◆ **Required task**
Update the data below by replacing each "category-label-line" with "label-line", and give every line back with nothing else changed.

* * * *

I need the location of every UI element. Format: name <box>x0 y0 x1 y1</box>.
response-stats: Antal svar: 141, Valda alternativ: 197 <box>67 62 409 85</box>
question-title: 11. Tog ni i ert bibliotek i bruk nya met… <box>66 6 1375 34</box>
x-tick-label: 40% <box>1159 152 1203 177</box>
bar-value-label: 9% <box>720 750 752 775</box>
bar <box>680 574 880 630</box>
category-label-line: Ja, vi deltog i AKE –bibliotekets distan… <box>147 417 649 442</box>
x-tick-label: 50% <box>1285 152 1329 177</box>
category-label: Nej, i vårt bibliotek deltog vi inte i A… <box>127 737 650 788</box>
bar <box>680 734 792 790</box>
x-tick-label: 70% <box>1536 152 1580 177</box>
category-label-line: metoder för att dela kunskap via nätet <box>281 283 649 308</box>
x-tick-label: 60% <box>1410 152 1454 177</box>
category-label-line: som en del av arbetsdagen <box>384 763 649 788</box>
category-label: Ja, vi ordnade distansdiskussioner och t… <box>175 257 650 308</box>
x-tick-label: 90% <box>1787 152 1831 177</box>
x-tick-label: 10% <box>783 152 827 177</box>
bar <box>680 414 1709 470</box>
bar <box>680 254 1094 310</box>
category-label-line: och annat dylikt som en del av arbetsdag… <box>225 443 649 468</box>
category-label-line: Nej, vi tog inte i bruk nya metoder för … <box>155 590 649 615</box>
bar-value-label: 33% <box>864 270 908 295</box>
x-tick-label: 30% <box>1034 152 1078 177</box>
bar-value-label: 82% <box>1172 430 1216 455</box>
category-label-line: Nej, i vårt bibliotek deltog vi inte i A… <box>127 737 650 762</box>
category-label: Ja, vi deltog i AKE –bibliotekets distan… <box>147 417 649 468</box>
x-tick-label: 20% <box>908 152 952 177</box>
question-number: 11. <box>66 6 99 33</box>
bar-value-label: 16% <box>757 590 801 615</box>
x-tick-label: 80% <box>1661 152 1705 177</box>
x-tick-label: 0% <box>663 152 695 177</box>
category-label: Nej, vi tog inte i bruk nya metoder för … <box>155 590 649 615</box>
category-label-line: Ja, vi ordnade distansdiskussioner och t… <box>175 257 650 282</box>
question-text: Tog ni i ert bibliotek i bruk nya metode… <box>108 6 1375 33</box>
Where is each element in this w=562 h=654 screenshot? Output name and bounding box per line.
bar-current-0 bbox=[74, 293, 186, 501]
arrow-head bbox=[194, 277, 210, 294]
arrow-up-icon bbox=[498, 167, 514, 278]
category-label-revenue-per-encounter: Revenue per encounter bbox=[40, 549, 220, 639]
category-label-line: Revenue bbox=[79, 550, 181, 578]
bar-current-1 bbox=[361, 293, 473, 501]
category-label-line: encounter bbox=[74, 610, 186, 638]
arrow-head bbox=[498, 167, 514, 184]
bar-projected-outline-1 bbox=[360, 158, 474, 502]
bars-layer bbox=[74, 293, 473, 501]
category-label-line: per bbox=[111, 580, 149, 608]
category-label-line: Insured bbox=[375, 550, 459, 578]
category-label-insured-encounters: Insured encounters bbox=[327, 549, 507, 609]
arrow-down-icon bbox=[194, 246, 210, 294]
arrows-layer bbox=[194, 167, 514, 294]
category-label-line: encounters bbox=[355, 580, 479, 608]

* * * *

◆ **Answer in full**
I need the location of every UI element. Format: name <box>x0 y0 x1 y1</box>.
response-stats: Antal svar: 141, Valda alternativ: 197 <box>67 62 409 85</box>
question-title: 11. Tog ni i ert bibliotek i bruk nya met… <box>66 6 1375 34</box>
x-tick-label: 40% <box>1159 152 1203 177</box>
bar-value-label: 9% <box>720 750 752 775</box>
bar <box>680 574 880 630</box>
label-line: Ja, vi deltog i AKE –bibliotekets distan… <box>147 417 649 442</box>
x-tick-label: 50% <box>1285 152 1329 177</box>
category-label: Nej, i vårt bibliotek deltog vi inte i A… <box>127 737 650 788</box>
bar <box>680 734 792 790</box>
x-tick-label: 70% <box>1536 152 1580 177</box>
label-line: metoder för att dela kunskap via nätet <box>281 283 649 308</box>
x-tick-label: 60% <box>1410 152 1454 177</box>
label-line: som en del av arbetsdagen <box>384 763 649 788</box>
category-label: Ja, vi ordnade distansdiskussioner och t… <box>175 257 650 308</box>
x-tick-label: 90% <box>1787 152 1831 177</box>
x-tick-label: 10% <box>783 152 827 177</box>
bar <box>680 414 1709 470</box>
bar <box>680 254 1094 310</box>
label-line: och annat dylikt som en del av arbetsdag… <box>225 443 649 468</box>
label-line: Nej, vi tog inte i bruk nya metoder för … <box>155 590 649 615</box>
bar-value-label: 33% <box>864 270 908 295</box>
x-tick-label: 30% <box>1034 152 1078 177</box>
bar-value-label: 82% <box>1172 430 1216 455</box>
label-line: Nej, i vårt bibliotek deltog vi inte i A… <box>127 737 650 762</box>
category-label: Ja, vi deltog i AKE –bibliotekets distan… <box>147 417 649 468</box>
x-tick-label: 20% <box>908 152 952 177</box>
question-number: 11. <box>66 6 99 33</box>
bar-value-label: 16% <box>757 590 801 615</box>
x-tick-label: 80% <box>1661 152 1705 177</box>
x-tick-label: 0% <box>663 152 695 177</box>
category-label: Nej, vi tog inte i bruk nya metoder för … <box>155 590 649 615</box>
label-line: Ja, vi ordnade distansdiskussioner och t… <box>175 257 650 282</box>
question-text: Tog ni i ert bibliotek i bruk nya metode… <box>108 6 1375 33</box>
Where is each element in this w=562 h=654 screenshot? Output name and bounding box per line.
bar-current-0 bbox=[74, 293, 186, 501]
arrow-head bbox=[194, 277, 210, 294]
arrow-up-icon bbox=[498, 167, 514, 278]
category-label-revenue-per-encounter: Revenue per encounter bbox=[40, 549, 220, 639]
label-line: Revenue bbox=[79, 550, 181, 578]
bar-current-1 bbox=[361, 293, 473, 501]
label-line: encounter bbox=[74, 610, 186, 638]
arrow-head bbox=[498, 167, 514, 184]
bar-projected-outline-1 bbox=[360, 158, 474, 502]
bars-layer bbox=[74, 293, 473, 501]
label-line: per bbox=[111, 580, 149, 608]
label-line: Insured bbox=[375, 550, 459, 578]
category-label-insured-encounters: Insured encounters bbox=[327, 549, 507, 609]
arrow-down-icon bbox=[194, 246, 210, 294]
arrows-layer bbox=[194, 167, 514, 294]
label-line: encounters bbox=[355, 580, 479, 608]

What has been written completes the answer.